Stored items:
======

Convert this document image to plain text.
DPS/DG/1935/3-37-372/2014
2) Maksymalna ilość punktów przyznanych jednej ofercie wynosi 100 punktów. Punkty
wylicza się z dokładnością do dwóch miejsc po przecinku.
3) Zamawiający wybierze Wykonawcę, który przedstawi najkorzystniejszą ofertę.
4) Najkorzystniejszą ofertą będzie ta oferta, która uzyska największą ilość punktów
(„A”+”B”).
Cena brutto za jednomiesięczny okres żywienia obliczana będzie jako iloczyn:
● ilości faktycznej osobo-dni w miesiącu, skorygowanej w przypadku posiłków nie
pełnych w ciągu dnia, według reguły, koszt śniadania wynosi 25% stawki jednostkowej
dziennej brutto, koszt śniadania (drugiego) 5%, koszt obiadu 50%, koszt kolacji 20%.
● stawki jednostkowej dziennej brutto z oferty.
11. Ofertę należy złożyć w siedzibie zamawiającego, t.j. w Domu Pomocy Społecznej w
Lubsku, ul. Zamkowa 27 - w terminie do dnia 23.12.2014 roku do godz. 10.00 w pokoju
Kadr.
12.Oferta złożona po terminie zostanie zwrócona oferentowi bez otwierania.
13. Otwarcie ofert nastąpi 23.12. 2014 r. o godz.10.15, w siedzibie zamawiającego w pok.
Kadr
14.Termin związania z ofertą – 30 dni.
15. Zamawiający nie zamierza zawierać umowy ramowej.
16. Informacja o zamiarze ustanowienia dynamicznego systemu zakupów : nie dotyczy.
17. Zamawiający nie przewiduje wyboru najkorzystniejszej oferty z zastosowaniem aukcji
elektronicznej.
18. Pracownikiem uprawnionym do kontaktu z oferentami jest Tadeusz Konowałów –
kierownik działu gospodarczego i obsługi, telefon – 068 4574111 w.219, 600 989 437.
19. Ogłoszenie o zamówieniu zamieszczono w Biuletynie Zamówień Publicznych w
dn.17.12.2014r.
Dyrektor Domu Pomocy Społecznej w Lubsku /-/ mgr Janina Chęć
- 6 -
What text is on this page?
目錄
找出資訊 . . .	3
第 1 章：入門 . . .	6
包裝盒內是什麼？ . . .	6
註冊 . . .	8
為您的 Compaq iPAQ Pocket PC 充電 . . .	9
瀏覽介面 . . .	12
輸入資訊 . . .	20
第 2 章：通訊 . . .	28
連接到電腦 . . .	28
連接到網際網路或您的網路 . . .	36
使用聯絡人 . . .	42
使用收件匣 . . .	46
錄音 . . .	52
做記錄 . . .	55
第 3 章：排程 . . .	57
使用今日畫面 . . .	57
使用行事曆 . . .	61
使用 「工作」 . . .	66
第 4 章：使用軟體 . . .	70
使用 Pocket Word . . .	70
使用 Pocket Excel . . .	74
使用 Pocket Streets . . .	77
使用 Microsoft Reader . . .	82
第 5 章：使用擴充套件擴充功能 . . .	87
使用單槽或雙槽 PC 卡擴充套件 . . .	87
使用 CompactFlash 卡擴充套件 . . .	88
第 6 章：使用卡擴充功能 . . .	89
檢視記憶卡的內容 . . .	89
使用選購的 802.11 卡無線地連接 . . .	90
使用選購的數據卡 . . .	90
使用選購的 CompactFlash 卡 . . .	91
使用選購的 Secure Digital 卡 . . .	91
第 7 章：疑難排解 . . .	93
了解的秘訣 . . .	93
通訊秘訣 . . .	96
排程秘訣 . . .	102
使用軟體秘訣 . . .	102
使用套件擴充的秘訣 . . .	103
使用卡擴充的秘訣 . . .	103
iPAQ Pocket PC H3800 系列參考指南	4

======

Aim ▸ Print the records once more, exactly as they were given.

Response to the task ▸
Convert this document image to plain text.
DPS/DG/1935/3-37-372/2014
2) Maksymalna ilość punktów przyznanych jednej ofercie wynosi 100 punktów. Punkty
wylicza się z dokładnością do dwóch miejsc po przecinku.
3) Zamawiający wybierze Wykonawcę, który przedstawi najkorzystniejszą ofertę.
4) Najkorzystniejszą ofertą będzie ta oferta, która uzyska największą ilość punktów
(„A”+”B”).
Cena brutto za jednomiesięczny okres żywienia obliczana będzie jako iloczyn:
● ilości faktycznej osobo-dni w miesiącu, skorygowanej w przypadku posiłków nie
pełnych w ciągu dnia, według reguły, koszt śniadania wynosi 25% stawki jednostkowej
dziennej brutto, koszt śniadania (drugiego) 5%, koszt obiadu 50%, koszt kolacji 20%.
● stawki jednostkowej dziennej brutto z oferty.
11. Ofertę należy złożyć w siedzibie zamawiającego, t.j. w Domu Pomocy Społecznej w
Lubsku, ul. Zamkowa 27 - w terminie do dnia 23.12.2014 roku do godz. 10.00 w pokoju
Kadr.
12.Oferta złożona po terminie zostanie zwrócona oferentowi bez otwierania.
13. Otwarcie ofert nastąpi 23.12. 2014 r. o godz.10.15, w siedzibie zamawiającego w pok.
Kadr
14.Termin związania z ofertą – 30 dni.
15. Zamawiający nie zamierza zawierać umowy ramowej.
16. Informacja o zamiarze ustanowienia dynamicznego systemu zakupów : nie dotyczy.
17. Zamawiający nie przewiduje wyboru najkorzystniejszej oferty z zastosowaniem aukcji
elektronicznej.
18. Pracownikiem uprawnionym do kontaktu z oferentami jest Tadeusz Konowałów –
kierownik działu gospodarczego i obsługi, telefon – 068 4574111 w.219, 600 989 437.
19. Ogłoszenie o zamówieniu zamieszczono w Biuletynie Zamówień Publicznych w
dn.17.12.2014r.
Dyrektor Domu Pomocy Społecznej w Lubsku /-/ mgr Janina Chęć
- 6 -
What text is on this page?
目錄
找出資訊 . . .	3
第 1 章：入門 . . .	6
包裝盒內是什麼？ . . .	6
註冊 . . .	8
為您的 Compaq iPAQ Pocket PC 充電 . . .	9
瀏覽介面 . . .	12
輸入資訊 . . .	20
第 2 章：通訊 . . .	28
連接到電腦 . . .	28
連接到網際網路或您的網路 . . .	36
使用聯絡人 . . .	42
使用收件匣 . . .	46
錄音 . . .	52
做記錄 . . .	55
第 3 章：排程 . . .	57
使用今日畫面 . . .	57
使用行事曆 . . .	61
使用 「工作」 . . .	66
第 4 章：使用軟體 . . .	70
使用 Pocket Word . . .	70
使用 Pocket Excel . . .	74
使用 Pocket Streets . . .	77
使用 Microsoft Reader . . .	82
第 5 章：使用擴充套件擴充功能 . . .	87
使用單槽或雙槽 PC 卡擴充套件 . . .	87
使用 CompactFlash 卡擴充套件 . . .	88
第 6 章：使用卡擴充功能 . . .	89
檢視記憶卡的內容 . . .	89
使用選購的 802.11 卡無線地連接 . . .	90
使用選購的數據卡 . . .	90
使用選購的 CompactFlash 卡 . . .	91
使用選購的 Secure Digital 卡 . . .	91
第 7 章：疑難排解 . . .	93
了解的秘訣 . . .	93
通訊秘訣 . . .	96
排程秘訣 . . .	102
使用軟體秘訣 . . .	102
使用套件擴充的秘訣 . . .	103
使用卡擴充的秘訣 . . .	103
iPAQ Pocket PC H3800 系列參考指南	4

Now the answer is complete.